Images appear in the records below; leave them out and repeat everything else exactly.

A block of data:
* * *
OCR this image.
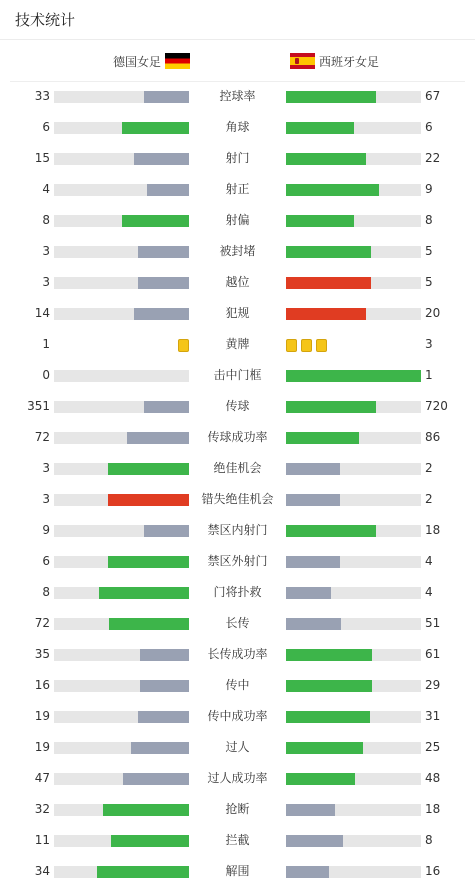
技术统计
德国女足	西班牙女足
33	控球率	67
6	角球	6
15	射门	22
4	射正	9
8	射偏	8
3	被封堵	5
3	越位	5
14	犯规	20
1	黄牌	3
0	击中门框	1
351	传球	720
72	传球成功率	86
3	绝佳机会	2
3	错失绝佳机会	2
9	禁区内射门	18
6	禁区外射门	4
8	门将扑救	4
72	长传	51
35	长传成功率	61
16	传中	29
19	传中成功率	31
19	过人	25
47	过人成功率	48
32	抢断	18
11	拦截	8
34	解围	16
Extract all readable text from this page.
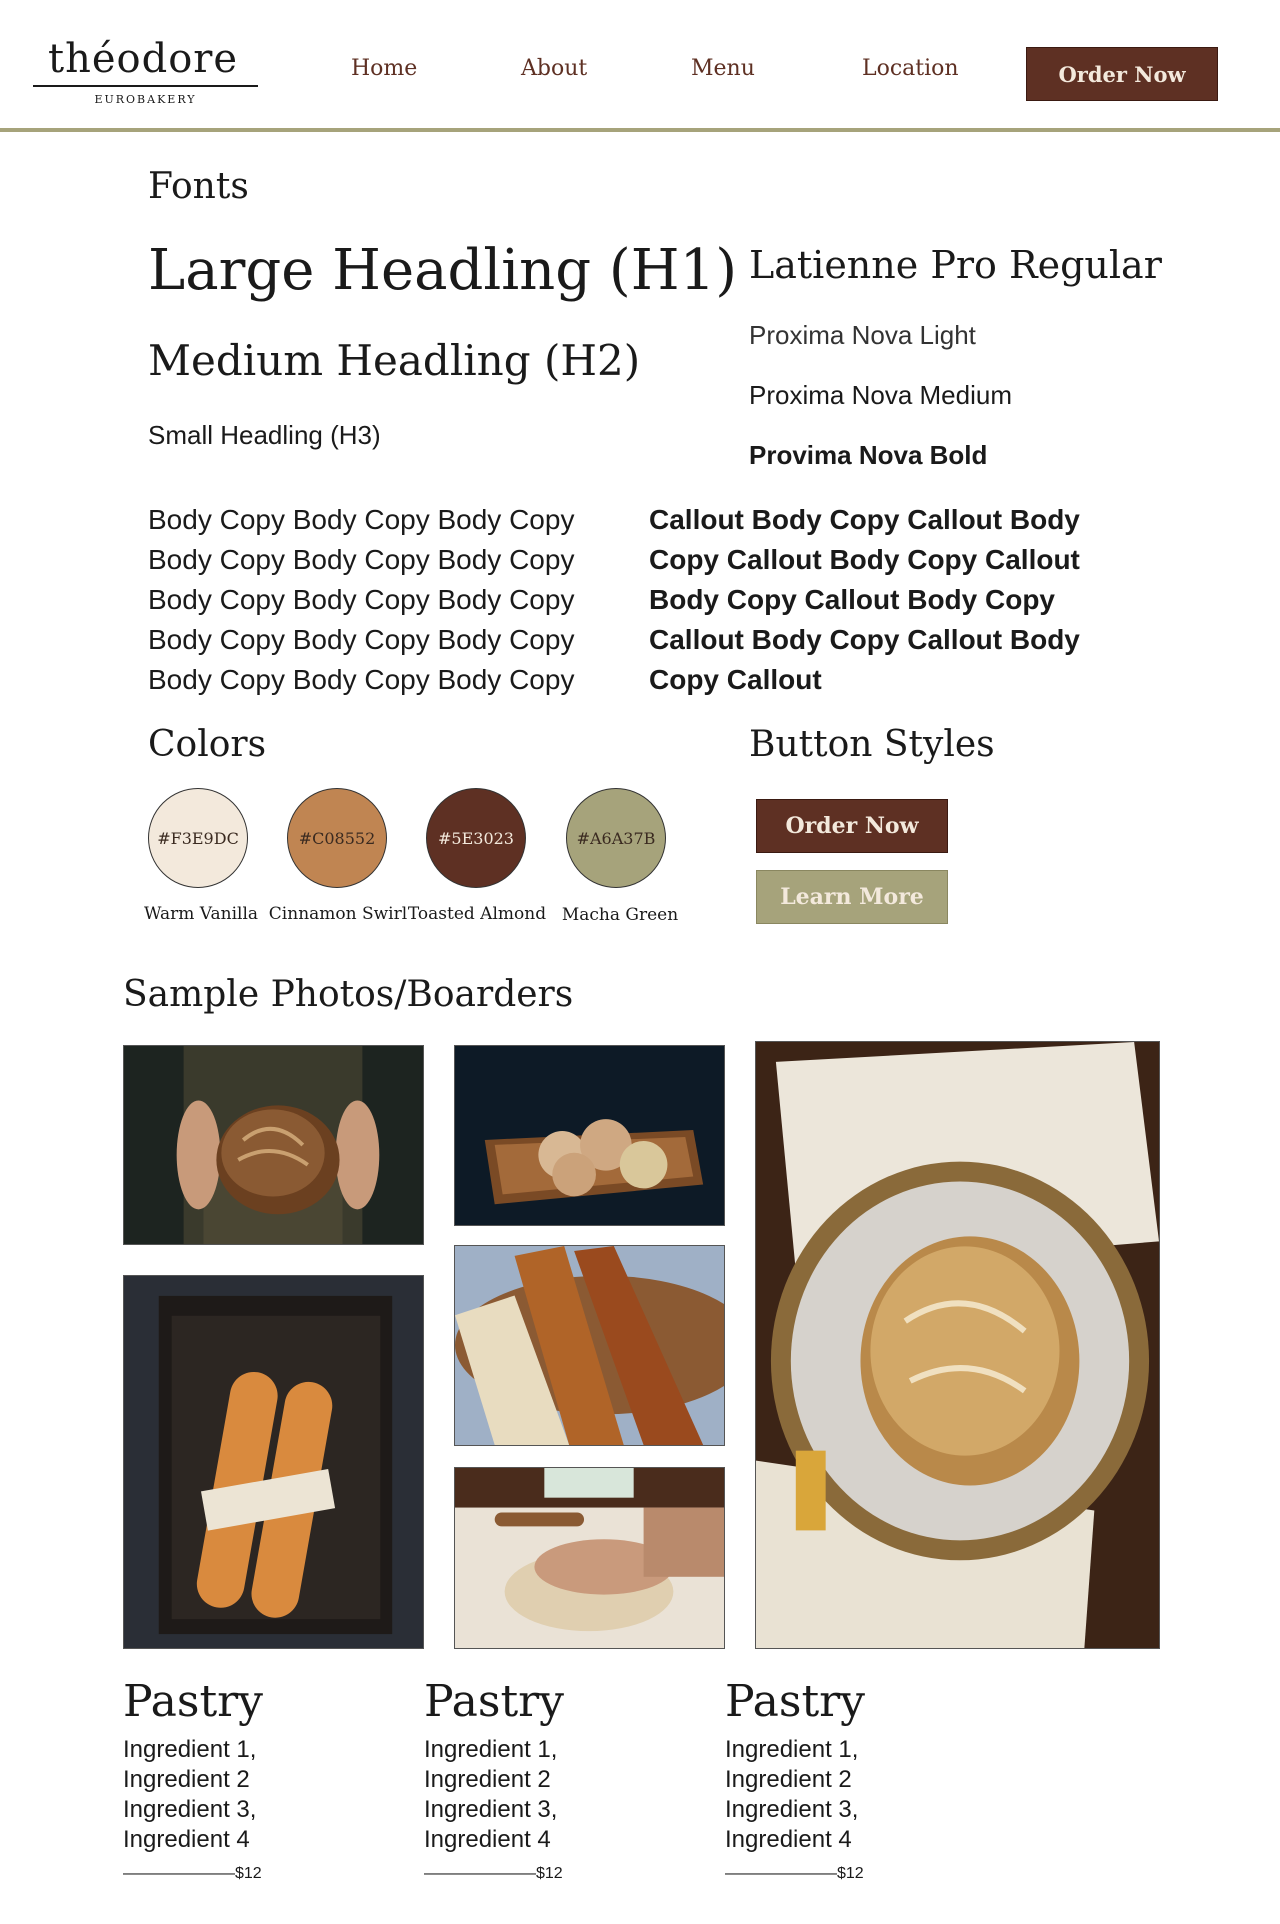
théodore
EUROBAKERY
Home	About	Menu	Location	Order Now
Fonts
Large Headling (H1)
Medium Headling (H2)
Small Headling (H3)
Latienne Pro Regular
Proxima Nova Light
Proxima Nova Medium
Provima Nova Bold
Body Copy Body Copy Body Copy Body Copy Body Copy Body Copy Body Copy Body Copy Body Copy Body Copy Body Copy Body Copy Body Copy Body Copy Body Copy
Callout Body Copy Callout Body Copy Callout Body Copy Callout Body Copy Callout Body Copy Callout Body Copy Callout Body Copy Callout
Colors
#F3E9DC	#C08552	#5E3023	#A6A37B
Warm Vanilla Cinnamon Swirl Toasted Almond Macha Green
Button Styles
Order Now
Learn More
Sample Photos/Boarders
Pastry
Ingredient 1,
Ingredient 2
Ingredient 3,
Ingredient 4
———————$12
Pastry
Ingredient 1,
Ingredient 2
Ingredient 3,
Ingredient 4
———————$12
Pastry
Ingredient 1,
Ingredient 2
Ingredient 3,
Ingredient 4
———————$12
* * *
- _Output for this task_:
OCR this image.
技术统计
德国女足	西班牙女足
33	控球率	67
6	角球	6
15	射门	22
4	射正	9
8	射偏	8
3	被封堵	5
3	越位	5
14	犯规	20
1	黄牌	3
0	击中门框	1
351	传球	720
72	传球成功率	86
3	绝佳机会	2
3	错失绝佳机会	2
9	禁区内射门	18
6	禁区外射门	4
8	门将扑救	4
72	长传	51
35	长传成功率	61
16	传中	29
19	传中成功率	31
19	过人	25
47	过人成功率	48
32	抢断	18
11	拦截	8
34	解围	16
Extract all readable text from this page.
théodore
EUROBAKERY
Home	About	Menu	Location	Order Now
Fonts
Large Headling (H1)
Medium Headling (H2)
Small Headling (H3)
Latienne Pro Regular
Proxima Nova Light
Proxima Nova Medium
Provima Nova Bold
Body Copy Body Copy Body Copy Body Copy Body Copy Body Copy Body Copy Body Copy Body Copy Body Copy Body Copy Body Copy Body Copy Body Copy Body Copy
Callout Body Copy Callout Body Copy Callout Body Copy Callout Body Copy Callout Body Copy Callout Body Copy Callout Body Copy Callout
Colors
#F3E9DC	#C08552	#5E3023	#A6A37B
Warm Vanilla Cinnamon Swirl Toasted Almond Macha Green
Button Styles
Order Now
Learn More
Sample Photos/Boarders
Pastry
Ingredient 1,
Ingredient 2
Ingredient 3,
Ingredient 4
———————$12
Pastry
Ingredient 1,
Ingredient 2
Ingredient 3,
Ingredient 4
———————$12
Pastry
Ingredient 1,
Ingredient 2
Ingredient 3,
Ingredient 4
———————$12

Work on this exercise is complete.